• WHAT THE TASK ASKS: The records are to be restated in their entirety, word for word.

### EXERCISE INPUTS

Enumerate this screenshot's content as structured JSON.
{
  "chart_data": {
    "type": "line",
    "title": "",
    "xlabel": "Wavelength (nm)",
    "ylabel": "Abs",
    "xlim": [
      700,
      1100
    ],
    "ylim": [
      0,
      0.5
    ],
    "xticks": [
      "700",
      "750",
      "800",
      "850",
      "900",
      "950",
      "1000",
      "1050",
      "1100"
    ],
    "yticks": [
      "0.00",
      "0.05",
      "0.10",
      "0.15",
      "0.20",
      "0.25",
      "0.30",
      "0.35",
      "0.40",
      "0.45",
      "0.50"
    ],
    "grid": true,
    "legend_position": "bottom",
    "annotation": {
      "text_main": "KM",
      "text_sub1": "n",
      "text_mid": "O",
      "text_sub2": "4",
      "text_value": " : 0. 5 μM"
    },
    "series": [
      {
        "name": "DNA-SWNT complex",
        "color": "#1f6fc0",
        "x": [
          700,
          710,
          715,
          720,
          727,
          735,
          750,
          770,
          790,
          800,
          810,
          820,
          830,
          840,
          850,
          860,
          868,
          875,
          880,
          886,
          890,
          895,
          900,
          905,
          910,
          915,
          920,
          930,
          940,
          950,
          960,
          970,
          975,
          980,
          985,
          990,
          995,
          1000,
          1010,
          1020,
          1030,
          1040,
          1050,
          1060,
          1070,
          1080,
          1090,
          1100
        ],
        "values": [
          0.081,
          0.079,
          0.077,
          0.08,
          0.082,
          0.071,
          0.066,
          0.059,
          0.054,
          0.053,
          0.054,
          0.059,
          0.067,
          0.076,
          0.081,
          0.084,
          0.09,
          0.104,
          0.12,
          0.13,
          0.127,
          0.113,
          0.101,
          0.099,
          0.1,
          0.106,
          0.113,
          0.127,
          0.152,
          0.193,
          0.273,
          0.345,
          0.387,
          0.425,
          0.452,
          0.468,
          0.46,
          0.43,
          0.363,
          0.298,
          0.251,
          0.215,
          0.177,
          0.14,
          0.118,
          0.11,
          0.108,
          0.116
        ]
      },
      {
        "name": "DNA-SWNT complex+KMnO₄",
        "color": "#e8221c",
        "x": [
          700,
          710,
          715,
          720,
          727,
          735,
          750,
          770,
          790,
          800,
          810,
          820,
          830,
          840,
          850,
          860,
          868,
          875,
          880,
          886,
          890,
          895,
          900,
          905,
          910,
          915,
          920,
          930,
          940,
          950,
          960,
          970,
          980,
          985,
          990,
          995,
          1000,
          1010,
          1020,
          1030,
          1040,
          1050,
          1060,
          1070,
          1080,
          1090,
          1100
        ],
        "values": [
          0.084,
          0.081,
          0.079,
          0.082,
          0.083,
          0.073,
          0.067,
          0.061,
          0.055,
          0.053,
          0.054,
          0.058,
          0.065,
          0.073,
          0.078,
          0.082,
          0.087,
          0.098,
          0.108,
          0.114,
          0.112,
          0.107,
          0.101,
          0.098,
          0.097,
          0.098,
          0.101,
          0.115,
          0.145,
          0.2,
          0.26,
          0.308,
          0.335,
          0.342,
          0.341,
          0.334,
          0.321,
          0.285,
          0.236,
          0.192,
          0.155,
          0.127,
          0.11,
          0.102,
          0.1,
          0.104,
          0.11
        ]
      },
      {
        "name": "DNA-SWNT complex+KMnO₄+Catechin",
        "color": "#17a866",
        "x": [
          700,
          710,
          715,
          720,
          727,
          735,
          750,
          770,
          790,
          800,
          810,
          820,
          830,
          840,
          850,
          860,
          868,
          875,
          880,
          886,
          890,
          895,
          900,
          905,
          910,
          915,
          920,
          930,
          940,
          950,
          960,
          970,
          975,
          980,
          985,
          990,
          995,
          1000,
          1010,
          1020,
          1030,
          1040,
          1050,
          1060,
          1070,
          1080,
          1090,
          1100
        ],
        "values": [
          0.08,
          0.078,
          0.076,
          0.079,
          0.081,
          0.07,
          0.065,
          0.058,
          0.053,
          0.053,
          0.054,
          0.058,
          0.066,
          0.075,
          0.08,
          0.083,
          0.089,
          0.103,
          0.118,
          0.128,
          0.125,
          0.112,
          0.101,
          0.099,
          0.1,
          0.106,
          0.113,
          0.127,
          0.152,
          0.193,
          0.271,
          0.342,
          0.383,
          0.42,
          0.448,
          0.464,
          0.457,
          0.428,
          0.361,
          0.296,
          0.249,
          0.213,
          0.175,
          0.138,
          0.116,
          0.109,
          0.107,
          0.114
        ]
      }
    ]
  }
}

######

• EXERCISE SOLUTION:
Enumerate this screenshot's content as structured JSON.
{
  "chart_data": {
    "type": "line",
    "title": "",
    "xlabel": "Wavelength (nm)",
    "ylabel": "Abs",
    "xlim": [
      700,
      1100
    ],
    "ylim": [
      0,
      0.5
    ],
    "xticks": [
      "700",
      "750",
      "800",
      "850",
      "900",
      "950",
      "1000",
      "1050",
      "1100"
    ],
    "yticks": [
      "0.00",
      "0.05",
      "0.10",
      "0.15",
      "0.20",
      "0.25",
      "0.30",
      "0.35",
      "0.40",
      "0.45",
      "0.50"
    ],
    "grid": true,
    "legend_position": "bottom",
    "annotation": {
      "text_main": "KM",
      "text_sub1": "n",
      "text_mid": "O",
      "text_sub2": "4",
      "text_value": " : 0. 5 μM"
    },
    "series": [
      {
        "name": "DNA-SWNT complex",
        "color": "#1f6fc0",
        "x": [
          700,
          710,
          715,
          720,
          727,
          735,
          750,
          770,
          790,
          800,
          810,
          820,
          830,
          840,
          850,
          860,
          868,
          875,
          880,
          886,
          890,
          895,
          900,
          905,
          910,
          915,
          920,
          930,
          940,
          950,
          960,
          970,
          975,
          980,
          985,
          990,
          995,
          1000,
          1010,
          1020,
          1030,
          1040,
          1050,
          1060,
          1070,
          1080,
          1090,
          1100
        ],
        "values": [
          0.081,
          0.079,
          0.077,
          0.08,
          0.082,
          0.071,
          0.066,
          0.059,
          0.054,
          0.053,
          0.054,
          0.059,
          0.067,
          0.076,
          0.081,
          0.084,
          0.09,
          0.104,
          0.12,
          0.13,
          0.127,
          0.113,
          0.101,
          0.099,
          0.1,
          0.106,
          0.113,
          0.127,
          0.152,
          0.193,
          0.273,
          0.345,
          0.387,
          0.425,
          0.452,
          0.468,
          0.46,
          0.43,
          0.363,
          0.298,
          0.251,
          0.215,
          0.177,
          0.14,
          0.118,
          0.11,
          0.108,
          0.116
        ]
      },
      {
        "name": "DNA-SWNT complex+KMnO₄",
        "color": "#e8221c",
        "x": [
          700,
          710,
          715,
          720,
          727,
          735,
          750,
          770,
          790,
          800,
          810,
          820,
          830,
          840,
          850,
          860,
          868,
          875,
          880,
          886,
          890,
          895,
          900,
          905,
          910,
          915,
          920,
          930,
          940,
          950,
          960,
          970,
          980,
          985,
          990,
          995,
          1000,
          1010,
          1020,
          1030,
          1040,
          1050,
          1060,
          1070,
          1080,
          1090,
          1100
        ],
        "values": [
          0.084,
          0.081,
          0.079,
          0.082,
          0.083,
          0.073,
          0.067,
          0.061,
          0.055,
          0.053,
          0.054,
          0.058,
          0.065,
          0.073,
          0.078,
          0.082,
          0.087,
          0.098,
          0.108,
          0.114,
          0.112,
          0.107,
          0.101,
          0.098,
          0.097,
          0.098,
          0.101,
          0.115,
          0.145,
          0.2,
          0.26,
          0.308,
          0.335,
          0.342,
          0.341,
          0.334,
          0.321,
          0.285,
          0.236,
          0.192,
          0.155,
          0.127,
          0.11,
          0.102,
          0.1,
          0.104,
          0.11
        ]
      },
      {
        "name": "DNA-SWNT complex+KMnO₄+Catechin",
        "color": "#17a866",
        "x": [
          700,
          710,
          715,
          720,
          727,
          735,
          750,
          770,
          790,
          800,
          810,
          820,
          830,
          840,
          850,
          860,
          868,
          875,
          880,
          886,
          890,
          895,
          900,
          905,
          910,
          915,
          920,
          930,
          940,
          950,
          960,
          970,
          975,
          980,
          985,
          990,
          995,
          1000,
          1010,
          1020,
          1030,
          1040,
          1050,
          1060,
          1070,
          1080,
          1090,
          1100
        ],
        "values": [
          0.08,
          0.078,
          0.076,
          0.079,
          0.081,
          0.07,
          0.065,
          0.058,
          0.053,
          0.053,
          0.054,
          0.058,
          0.066,
          0.075,
          0.08,
          0.083,
          0.089,
          0.103,
          0.118,
          0.128,
          0.125,
          0.112,
          0.101,
          0.099,
          0.1,
          0.106,
          0.113,
          0.127,
          0.152,
          0.193,
          0.271,
          0.342,
          0.383,
          0.42,
          0.448,
          0.464,
          0.457,
          0.428,
          0.361,
          0.296,
          0.249,
          0.213,
          0.175,
          0.138,
          0.116,
          0.109,
          0.107,
          0.114
        ]
      }
    ]
  }
}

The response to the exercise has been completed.